**Material supplied:**
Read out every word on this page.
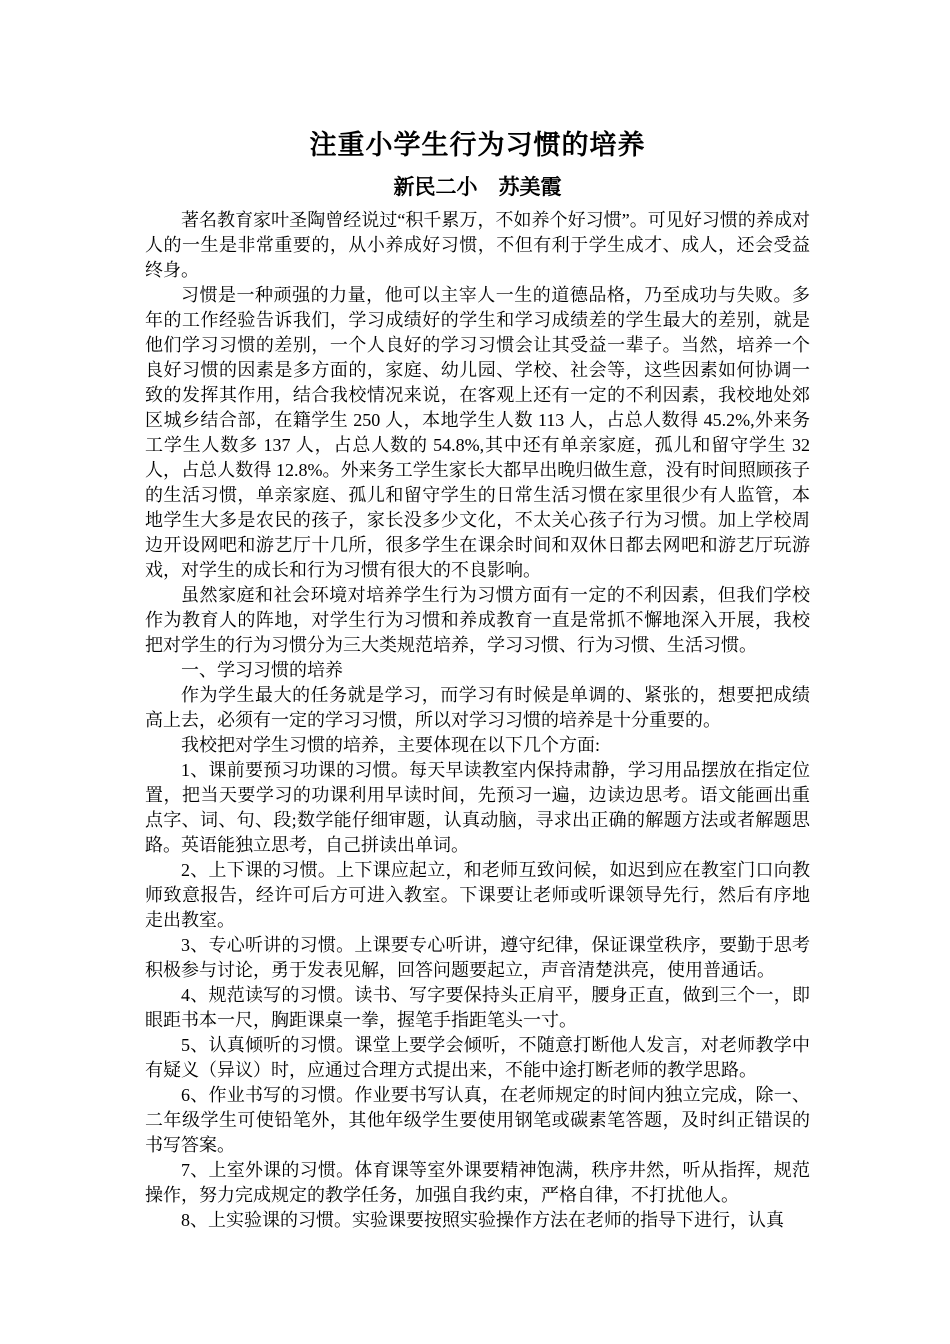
注重小学生行为习惯的培养
新民二小　苏美霞

著名教育家叶圣陶曾经说过“积千累万，不如养个好习惯”。可见好习惯的养成对人的一生是非常重要的，从小养成好习惯，不但有利于学生成才、成人，还会受益终身。

习惯是一种顽强的力量，他可以主宰人一生的道德品格，乃至成功与失败。多年的工作经验告诉我们，学习成绩好的学生和学习成绩差的学生最大的差别，就是他们学习习惯的差别，一个人良好的学习习惯会让其受益一辈子。当然，培养一个良好习惯的因素是多方面的，家庭、幼儿园、学校、社会等，这些因素如何协调一致的发挥其作用，结合我校情况来说，在客观上还有一定的不利因素，我校地处郊区城乡结合部，在籍学生 250 人，本地学生人数 113 人，占总人数得 45.2%,外来务工学生人数多 137 人，占总人数的 54.8%,其中还有单亲家庭，孤儿和留守学生 32 人，占总人数得 12.8%。外来务工学生家长大都早出晚归做生意，没有时间照顾孩子的生活习惯，单亲家庭、孤儿和留守学生的日常生活习惯在家里很少有人监管，本地学生大多是农民的孩子，家长没多少文化，不太关心孩子行为习惯。加上学校周边开设网吧和游艺厅十几所，很多学生在课余时间和双休日都去网吧和游艺厅玩游戏，对学生的成长和行为习惯有很大的不良影响。

虽然家庭和社会环境对培养学生行为习惯方面有一定的不利因素，但我们学校作为教育人的阵地，对学生行为习惯和养成教育一直是常抓不懈地深入开展，我校把对学生的行为习惯分为三大类规范培养，学习习惯、行为习惯、生活习惯。

一、学习习惯的培养

作为学生最大的任务就是学习，而学习有时候是单调的、紧张的，想要把成绩高上去，必须有一定的学习习惯，所以对学习习惯的培养是十分重要的。

我校把对学生习惯的培养，主要体现在以下几个方面:

1、课前要预习功课的习惯。每天早读教室内保持肃静，学习用品摆放在指定位置，把当天要学习的功课利用早读时间，先预习一遍，边读边思考。语文能画出重点字、词、句、段;数学能仔细审题，认真动脑，寻求出正确的解题方法或者解题思路。英语能独立思考，自己拼读出单词。

2、上下课的习惯。上下课应起立，和老师互致问候，如迟到应在教室门口向教师致意报告，经许可后方可进入教室。下课要让老师或听课领导先行，然后有序地走出教室。

3、专心听讲的习惯。上课要专心听讲，遵守纪律，保证课堂秩序，要勤于思考积极参与讨论，勇于发表见解，回答问题要起立，声音清楚洪亮，使用普通话。

4、规范读写的习惯。读书、写字要保持头正肩平，腰身正直，做到三个一，即眼距书本一尺，胸距课桌一拳，握笔手指距笔头一寸。

5、认真倾听的习惯。课堂上要学会倾听，不随意打断他人发言，对老师教学中有疑义（异议）时，应通过合理方式提出来，不能中途打断老师的教学思路。

6、作业书写的习惯。作业要书写认真，在老师规定的时间内独立完成，除一、二年级学生可使铅笔外，其他年级学生要使用钢笔或碳素笔答题，及时纠正错误的书写答案。

7、上室外课的习惯。体育课等室外课要精神饱满，秩序井然，听从指挥，规范操作，努力完成规定的教学任务，加强自我约束，严格自律，不打扰他人。

8、上实验课的习惯。实验课要按照实验操作方法在老师的指导下进行，认真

**Exercise directions:** Copy the listing word for word, excluding its pictures.

**Exercise response:**
Read out every word on this page.
注重小学生行为习惯的培养
新民二小　苏美霞

著名教育家叶圣陶曾经说过“积千累万，不如养个好习惯”。可见好习惯的养成对人的一生是非常重要的，从小养成好习惯，不但有利于学生成才、成人，还会受益终身。

习惯是一种顽强的力量，他可以主宰人一生的道德品格，乃至成功与失败。多年的工作经验告诉我们，学习成绩好的学生和学习成绩差的学生最大的差别，就是他们学习习惯的差别，一个人良好的学习习惯会让其受益一辈子。当然，培养一个良好习惯的因素是多方面的，家庭、幼儿园、学校、社会等，这些因素如何协调一致的发挥其作用，结合我校情况来说，在客观上还有一定的不利因素，我校地处郊区城乡结合部，在籍学生 250 人，本地学生人数 113 人，占总人数得 45.2%,外来务工学生人数多 137 人，占总人数的 54.8%,其中还有单亲家庭，孤儿和留守学生 32 人，占总人数得 12.8%。外来务工学生家长大都早出晚归做生意，没有时间照顾孩子的生活习惯，单亲家庭、孤儿和留守学生的日常生活习惯在家里很少有人监管，本地学生大多是农民的孩子，家长没多少文化，不太关心孩子行为习惯。加上学校周边开设网吧和游艺厅十几所，很多学生在课余时间和双休日都去网吧和游艺厅玩游戏，对学生的成长和行为习惯有很大的不良影响。

虽然家庭和社会环境对培养学生行为习惯方面有一定的不利因素，但我们学校作为教育人的阵地，对学生行为习惯和养成教育一直是常抓不懈地深入开展，我校把对学生的行为习惯分为三大类规范培养，学习习惯、行为习惯、生活习惯。

一、学习习惯的培养

作为学生最大的任务就是学习，而学习有时候是单调的、紧张的，想要把成绩高上去，必须有一定的学习习惯，所以对学习习惯的培养是十分重要的。

我校把对学生习惯的培养，主要体现在以下几个方面:

1、课前要预习功课的习惯。每天早读教室内保持肃静，学习用品摆放在指定位置，把当天要学习的功课利用早读时间，先预习一遍，边读边思考。语文能画出重点字、词、句、段;数学能仔细审题，认真动脑，寻求出正确的解题方法或者解题思路。英语能独立思考，自己拼读出单词。

2、上下课的习惯。上下课应起立，和老师互致问候，如迟到应在教室门口向教师致意报告，经许可后方可进入教室。下课要让老师或听课领导先行，然后有序地走出教室。

3、专心听讲的习惯。上课要专心听讲，遵守纪律，保证课堂秩序，要勤于思考积极参与讨论，勇于发表见解，回答问题要起立，声音清楚洪亮，使用普通话。

4、规范读写的习惯。读书、写字要保持头正肩平，腰身正直，做到三个一，即眼距书本一尺，胸距课桌一拳，握笔手指距笔头一寸。

5、认真倾听的习惯。课堂上要学会倾听，不随意打断他人发言，对老师教学中有疑义（异议）时，应通过合理方式提出来，不能中途打断老师的教学思路。

6、作业书写的习惯。作业要书写认真，在老师规定的时间内独立完成，除一、二年级学生可使铅笔外，其他年级学生要使用钢笔或碳素笔答题，及时纠正错误的书写答案。

7、上室外课的习惯。体育课等室外课要精神饱满，秩序井然，听从指挥，规范操作，努力完成规定的教学任务，加强自我约束，严格自律，不打扰他人。

8、上实验课的习惯。实验课要按照实验操作方法在老师的指导下进行，认真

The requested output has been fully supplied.